- [Instructions to follow]: From the records below, copy every line that contains the word "Altarbild".

- [Record extracts]:
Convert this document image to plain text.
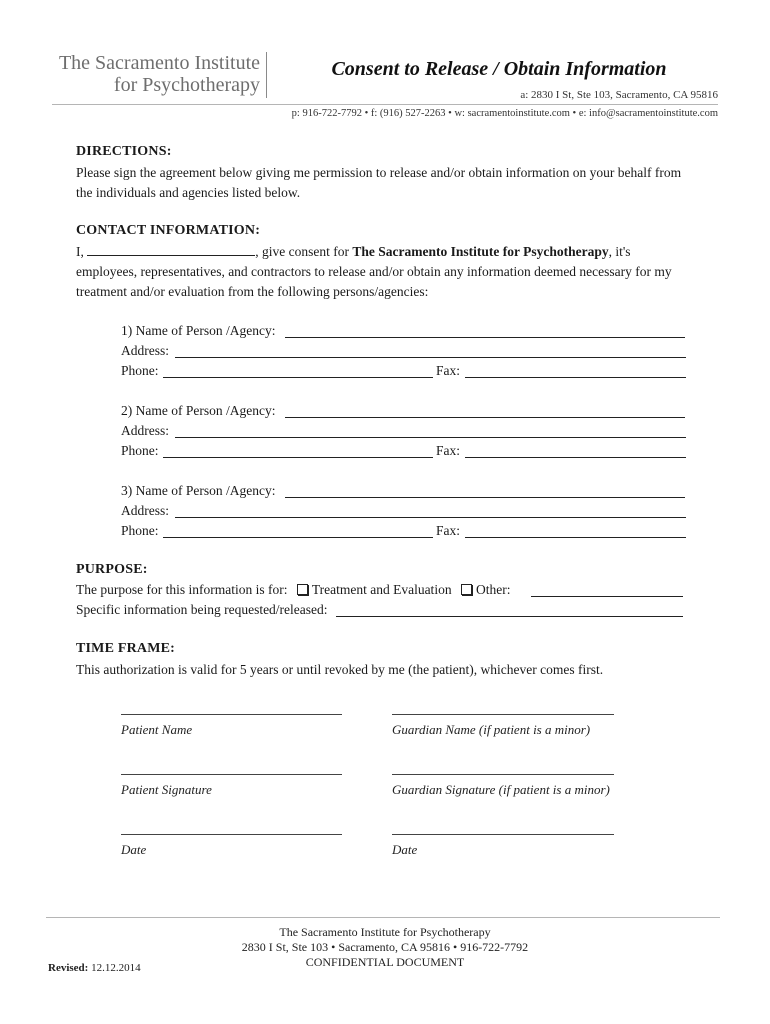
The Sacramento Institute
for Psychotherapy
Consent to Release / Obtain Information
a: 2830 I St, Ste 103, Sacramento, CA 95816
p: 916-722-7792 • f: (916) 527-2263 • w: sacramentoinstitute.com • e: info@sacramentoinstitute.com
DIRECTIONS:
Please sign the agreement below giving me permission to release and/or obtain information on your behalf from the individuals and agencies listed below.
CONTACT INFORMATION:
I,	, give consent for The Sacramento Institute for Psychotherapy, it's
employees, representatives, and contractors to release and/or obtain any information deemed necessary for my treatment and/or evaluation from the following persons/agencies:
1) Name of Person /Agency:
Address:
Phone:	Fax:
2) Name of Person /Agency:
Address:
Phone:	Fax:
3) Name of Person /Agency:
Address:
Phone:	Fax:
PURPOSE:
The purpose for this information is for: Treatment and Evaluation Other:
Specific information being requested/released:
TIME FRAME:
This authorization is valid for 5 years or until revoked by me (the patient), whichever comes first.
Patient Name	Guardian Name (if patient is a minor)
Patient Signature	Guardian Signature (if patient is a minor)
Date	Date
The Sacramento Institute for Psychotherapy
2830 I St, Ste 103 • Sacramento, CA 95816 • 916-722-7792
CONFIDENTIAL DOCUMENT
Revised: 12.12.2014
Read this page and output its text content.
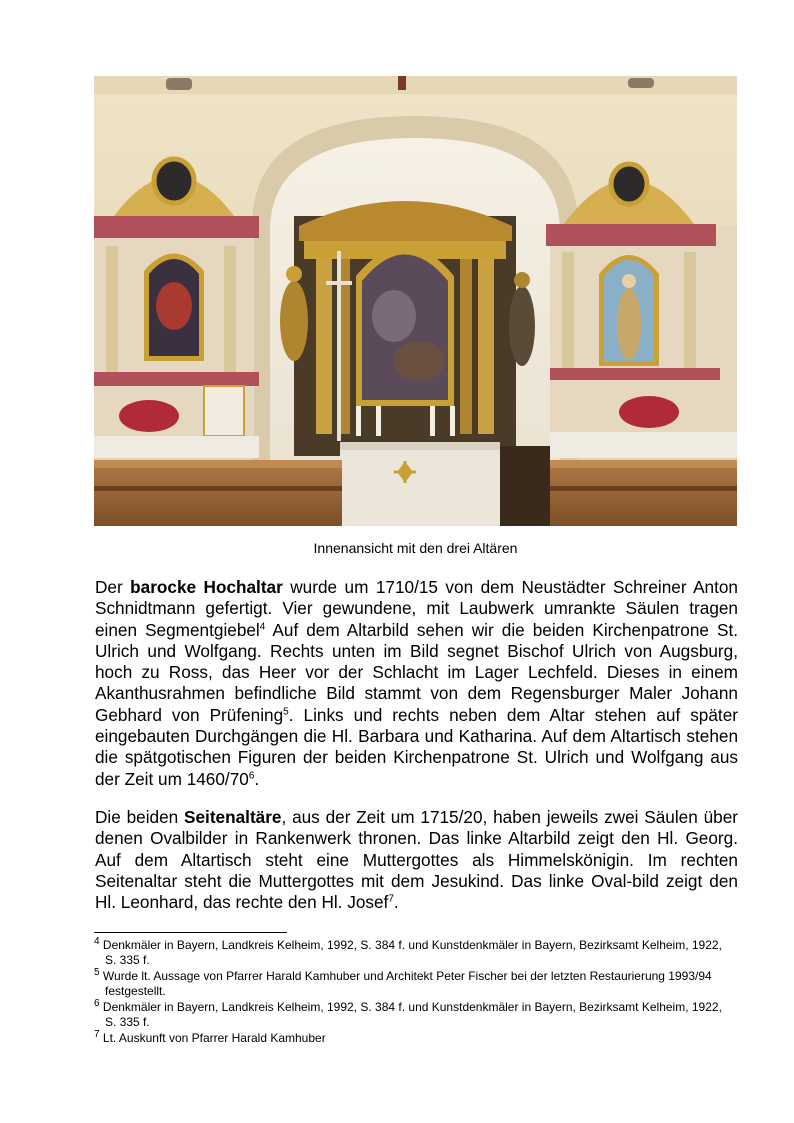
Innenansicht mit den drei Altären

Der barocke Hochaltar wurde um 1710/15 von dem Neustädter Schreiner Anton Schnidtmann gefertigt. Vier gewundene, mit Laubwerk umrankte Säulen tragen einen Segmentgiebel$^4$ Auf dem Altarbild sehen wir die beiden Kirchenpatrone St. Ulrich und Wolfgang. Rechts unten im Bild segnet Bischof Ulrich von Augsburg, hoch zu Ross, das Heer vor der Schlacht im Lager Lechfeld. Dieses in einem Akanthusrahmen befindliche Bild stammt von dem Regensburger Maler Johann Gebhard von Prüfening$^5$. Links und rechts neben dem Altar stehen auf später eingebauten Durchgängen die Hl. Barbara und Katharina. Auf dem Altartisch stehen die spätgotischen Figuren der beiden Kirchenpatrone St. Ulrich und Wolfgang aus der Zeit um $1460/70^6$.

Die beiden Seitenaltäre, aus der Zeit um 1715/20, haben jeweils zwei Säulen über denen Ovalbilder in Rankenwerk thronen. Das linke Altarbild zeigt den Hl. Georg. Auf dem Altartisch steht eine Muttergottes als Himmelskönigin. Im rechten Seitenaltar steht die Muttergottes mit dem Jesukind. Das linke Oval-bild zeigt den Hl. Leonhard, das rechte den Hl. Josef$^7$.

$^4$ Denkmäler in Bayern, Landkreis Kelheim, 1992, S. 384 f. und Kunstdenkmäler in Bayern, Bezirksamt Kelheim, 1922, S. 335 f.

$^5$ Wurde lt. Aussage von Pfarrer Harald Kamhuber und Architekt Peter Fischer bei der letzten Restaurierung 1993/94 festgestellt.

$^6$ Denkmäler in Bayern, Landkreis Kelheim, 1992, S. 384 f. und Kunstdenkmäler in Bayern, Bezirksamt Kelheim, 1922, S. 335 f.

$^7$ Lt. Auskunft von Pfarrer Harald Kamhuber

- [Result of the task]:
Der barocke Hochaltar wurde um 1710/15 von dem Neustädter Schreiner Anton Schnidtmann gefertigt. Vier gewundene, mit Laubwerk umrankte Säulen tragen einen Segmentgiebel$^4$ Auf dem Altarbild sehen wir die beiden Kirchenpatrone St. Ulrich und Wolfgang. Rechts unten im Bild segnet Bischof Ulrich von Augsburg, hoch zu Ross, das Heer vor der Schlacht im Lager Lechfeld. Dieses in einem Akanthusrahmen befindliche Bild stammt von dem Regensburger Maler Johann Gebhard von Prüfening$^5$. Links und rechts neben dem Altar stehen auf später eingebauten Durchgängen die Hl. Barbara und Katharina. Auf dem Altartisch stehen die spätgotischen Figuren der beiden Kirchenpatrone St. Ulrich und Wolfgang aus der Zeit um $1460/70^6$.
Die beiden Seitenaltäre, aus der Zeit um 1715/20, haben jeweils zwei Säulen über denen Ovalbilder in Rankenwerk thronen. Das linke Altarbild zeigt den Hl. Georg. Auf dem Altartisch steht eine Muttergottes als Himmelskönigin. Im rechten Seitenaltar steht die Muttergottes mit dem Jesukind. Das linke Oval-bild zeigt den Hl. Leonhard, das rechte den Hl. Josef$^7$.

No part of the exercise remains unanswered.